Problem details: Copy each line of the records that holds the string "September".

>> start Extracted entries

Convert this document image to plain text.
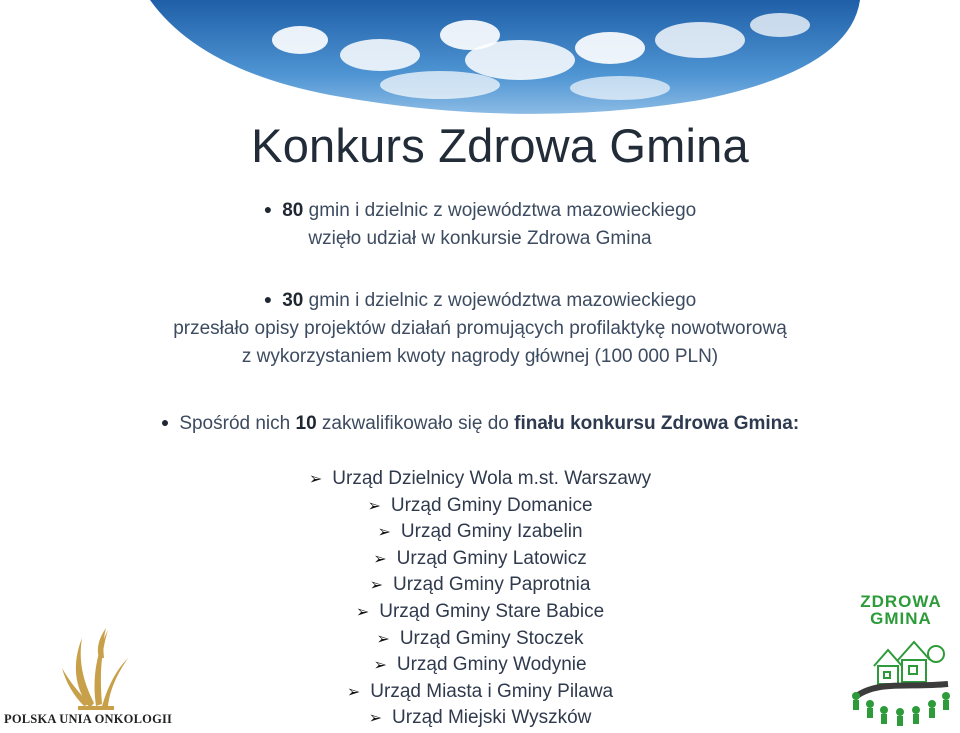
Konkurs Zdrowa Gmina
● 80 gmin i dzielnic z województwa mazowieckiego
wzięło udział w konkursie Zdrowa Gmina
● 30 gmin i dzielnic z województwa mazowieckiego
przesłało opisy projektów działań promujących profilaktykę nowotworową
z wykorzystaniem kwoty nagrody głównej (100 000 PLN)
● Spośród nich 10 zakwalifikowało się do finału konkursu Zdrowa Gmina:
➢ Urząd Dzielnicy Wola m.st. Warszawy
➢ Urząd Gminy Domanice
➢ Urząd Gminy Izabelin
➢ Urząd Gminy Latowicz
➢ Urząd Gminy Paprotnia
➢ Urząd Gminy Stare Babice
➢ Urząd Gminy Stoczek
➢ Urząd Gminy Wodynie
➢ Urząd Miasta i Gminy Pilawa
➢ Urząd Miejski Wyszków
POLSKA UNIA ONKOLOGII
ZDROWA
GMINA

>> end Extracted entries
>> start Extracted entries

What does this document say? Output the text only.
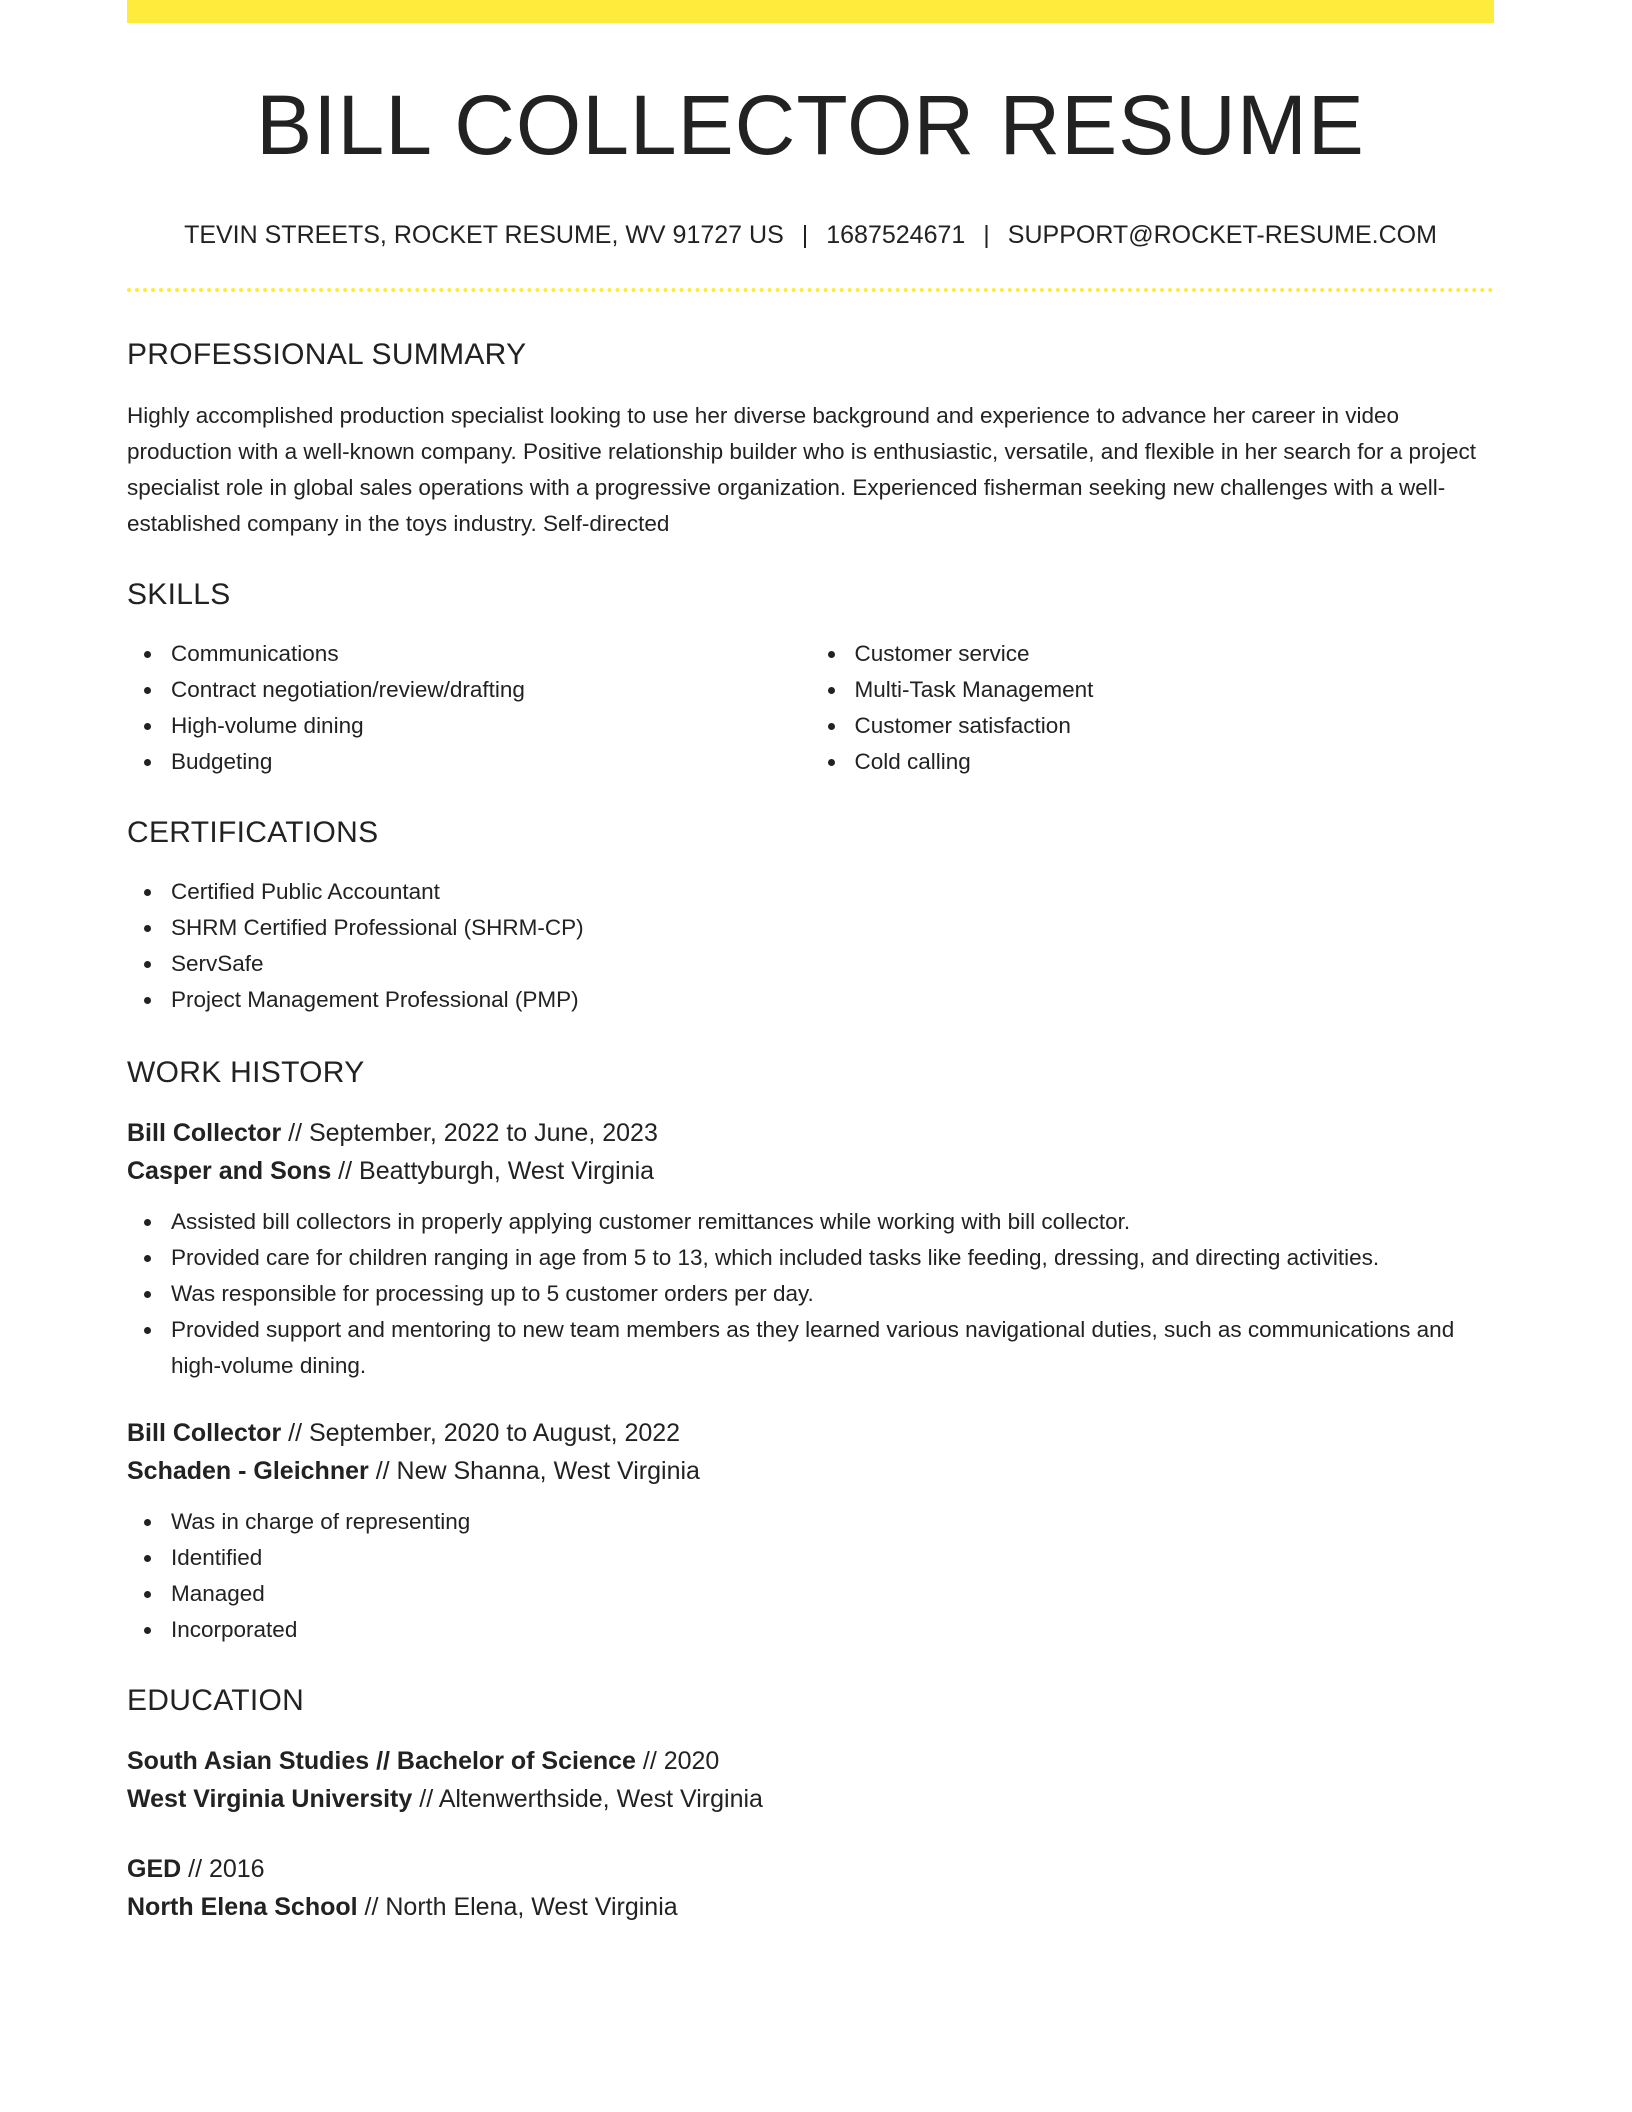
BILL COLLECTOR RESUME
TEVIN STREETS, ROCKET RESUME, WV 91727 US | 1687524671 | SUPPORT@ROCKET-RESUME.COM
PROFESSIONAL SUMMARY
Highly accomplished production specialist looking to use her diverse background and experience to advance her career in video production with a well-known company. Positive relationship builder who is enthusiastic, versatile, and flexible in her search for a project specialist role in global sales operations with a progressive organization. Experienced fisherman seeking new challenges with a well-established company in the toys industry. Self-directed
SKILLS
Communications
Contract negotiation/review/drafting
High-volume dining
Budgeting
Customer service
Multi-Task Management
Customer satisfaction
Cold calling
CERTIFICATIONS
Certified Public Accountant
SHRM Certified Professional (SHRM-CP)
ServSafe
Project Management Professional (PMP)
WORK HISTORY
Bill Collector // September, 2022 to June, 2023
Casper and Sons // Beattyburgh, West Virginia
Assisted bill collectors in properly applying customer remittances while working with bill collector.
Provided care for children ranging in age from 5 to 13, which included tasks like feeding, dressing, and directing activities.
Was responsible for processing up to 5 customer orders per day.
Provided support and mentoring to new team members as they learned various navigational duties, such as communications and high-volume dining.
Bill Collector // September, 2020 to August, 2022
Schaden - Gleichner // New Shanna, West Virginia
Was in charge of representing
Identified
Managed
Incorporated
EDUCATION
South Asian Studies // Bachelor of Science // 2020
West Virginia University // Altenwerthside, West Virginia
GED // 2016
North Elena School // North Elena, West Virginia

>> end Extracted entries
>> start Extracted entries

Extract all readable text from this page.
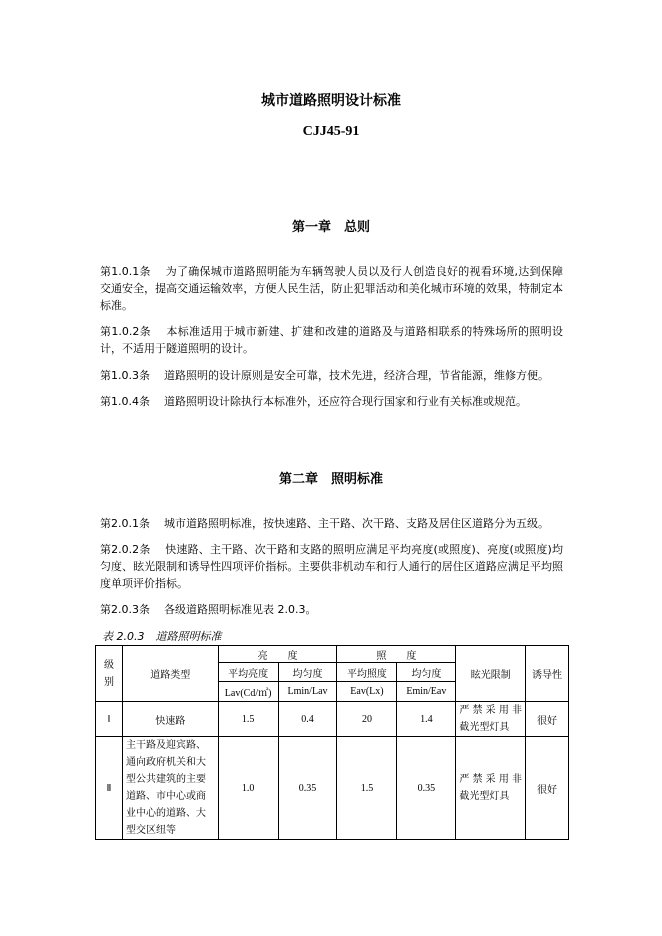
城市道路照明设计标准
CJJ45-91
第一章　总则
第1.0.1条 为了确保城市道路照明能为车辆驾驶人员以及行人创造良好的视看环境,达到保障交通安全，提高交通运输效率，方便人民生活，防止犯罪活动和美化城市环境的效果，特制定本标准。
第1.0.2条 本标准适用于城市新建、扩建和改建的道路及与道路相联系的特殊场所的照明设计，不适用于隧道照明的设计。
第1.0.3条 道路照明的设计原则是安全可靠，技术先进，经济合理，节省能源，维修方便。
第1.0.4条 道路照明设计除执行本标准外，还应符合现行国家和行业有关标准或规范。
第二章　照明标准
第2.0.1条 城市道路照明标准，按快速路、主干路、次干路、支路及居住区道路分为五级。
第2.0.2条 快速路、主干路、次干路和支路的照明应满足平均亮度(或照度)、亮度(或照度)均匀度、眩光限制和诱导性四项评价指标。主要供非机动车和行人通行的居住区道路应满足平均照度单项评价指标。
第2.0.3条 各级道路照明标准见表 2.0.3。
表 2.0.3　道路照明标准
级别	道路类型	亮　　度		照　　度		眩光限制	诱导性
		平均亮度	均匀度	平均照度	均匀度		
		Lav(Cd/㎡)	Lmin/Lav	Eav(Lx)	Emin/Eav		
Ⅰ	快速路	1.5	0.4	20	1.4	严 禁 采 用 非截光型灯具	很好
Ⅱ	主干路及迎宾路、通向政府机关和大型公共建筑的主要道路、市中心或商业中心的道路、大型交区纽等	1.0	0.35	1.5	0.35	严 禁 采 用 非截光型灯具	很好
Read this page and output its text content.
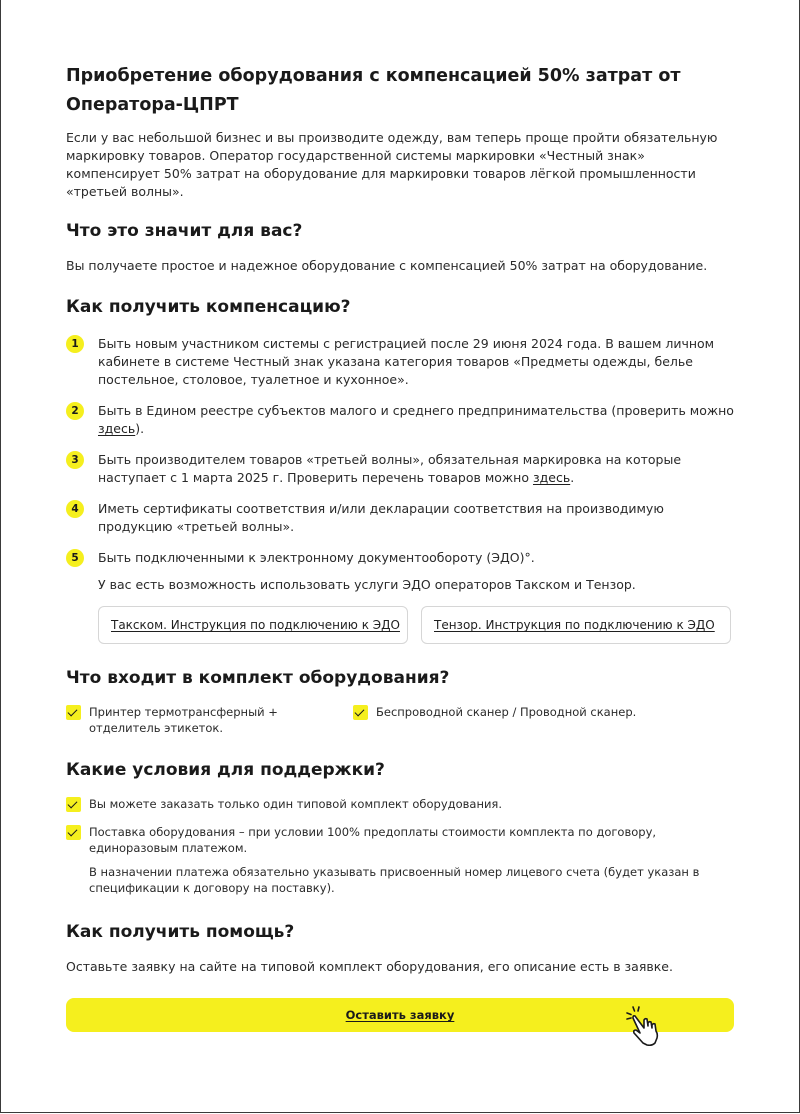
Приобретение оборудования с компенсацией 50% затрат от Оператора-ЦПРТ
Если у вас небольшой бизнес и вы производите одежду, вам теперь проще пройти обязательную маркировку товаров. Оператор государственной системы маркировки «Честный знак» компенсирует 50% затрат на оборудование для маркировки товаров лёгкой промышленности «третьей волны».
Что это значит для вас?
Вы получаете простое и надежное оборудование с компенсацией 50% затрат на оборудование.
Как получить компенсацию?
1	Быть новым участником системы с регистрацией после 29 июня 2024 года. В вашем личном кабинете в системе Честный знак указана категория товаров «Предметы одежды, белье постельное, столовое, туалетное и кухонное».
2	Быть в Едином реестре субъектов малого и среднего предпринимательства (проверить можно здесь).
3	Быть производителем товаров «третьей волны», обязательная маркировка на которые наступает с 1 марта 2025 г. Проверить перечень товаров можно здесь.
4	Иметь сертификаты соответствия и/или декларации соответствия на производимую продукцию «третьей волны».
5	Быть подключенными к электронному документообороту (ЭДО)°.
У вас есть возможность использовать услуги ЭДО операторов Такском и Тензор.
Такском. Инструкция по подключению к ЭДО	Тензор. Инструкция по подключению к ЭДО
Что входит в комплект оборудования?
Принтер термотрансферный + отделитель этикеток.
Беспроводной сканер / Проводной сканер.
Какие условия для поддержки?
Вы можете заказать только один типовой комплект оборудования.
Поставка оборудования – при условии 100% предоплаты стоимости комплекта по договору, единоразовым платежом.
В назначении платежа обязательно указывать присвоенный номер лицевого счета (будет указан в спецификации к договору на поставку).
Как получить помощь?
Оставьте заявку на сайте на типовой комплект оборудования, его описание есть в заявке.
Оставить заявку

>> end Extracted entries

Solution below:
Bill Collector // September, 2022 to June, 2023
Bill Collector // September, 2020 to August, 2022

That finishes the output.